Exercise goal: Go through the listing and pick out each line with the word "Total" in it.

───── Supplied data ─────

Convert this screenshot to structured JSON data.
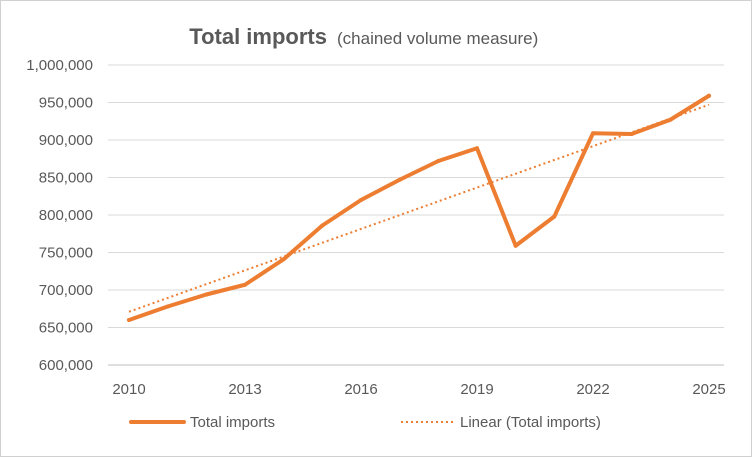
{
  "chart_data": {
    "type": "line",
    "title": "Total imports",
    "subtitle": "(chained volume measure)",
    "xlabel": "",
    "ylabel": "",
    "x": [
      2010,
      2011,
      2012,
      2013,
      2014,
      2015,
      2016,
      2017,
      2018,
      2019,
      2020,
      2021,
      2022,
      2023,
      2024,
      2025
    ],
    "series": [
      {
        "name": "Total imports",
        "color": "#ED7D31",
        "style": "solid",
        "values": [
          660000,
          678000,
          694000,
          707000,
          741000,
          786000,
          820000,
          847000,
          872000,
          889000,
          759000,
          798000,
          909000,
          908000,
          927000,
          959000
        ]
      },
      {
        "name": "Linear (Total imports)",
        "color": "#ED7D31",
        "style": "dotted",
        "trendline_of": "Total imports",
        "values": [
          671000,
          947000
        ],
        "x": [
          2010,
          2025
        ]
      }
    ],
    "xticks": [
      "2010",
      "2013",
      "2016",
      "2019",
      "2022",
      "2025"
    ],
    "xtick_values": [
      2010,
      2013,
      2016,
      2019,
      2022,
      2025
    ],
    "yticks": [
      "600,000",
      "650,000",
      "700,000",
      "750,000",
      "800,000",
      "850,000",
      "900,000",
      "950,000",
      "1,000,000"
    ],
    "ytick_values": [
      600000,
      650000,
      700000,
      750000,
      800000,
      850000,
      900000,
      950000,
      1000000
    ],
    "ylim": [
      600000,
      1000000
    ],
    "xlim": [
      2010,
      2025
    ],
    "grid": "horizontal",
    "legend_position": "bottom",
    "legend": [
      "Total imports",
      "Linear (Total imports)"
    ]
  }
}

─────

Solution for this problem:
    "title": "Total imports",
        "name": "Total imports",
        "name": "Linear (Total imports)",
        "trendline_of": "Total imports",
      "Total imports",
      "Linear (Total imports)"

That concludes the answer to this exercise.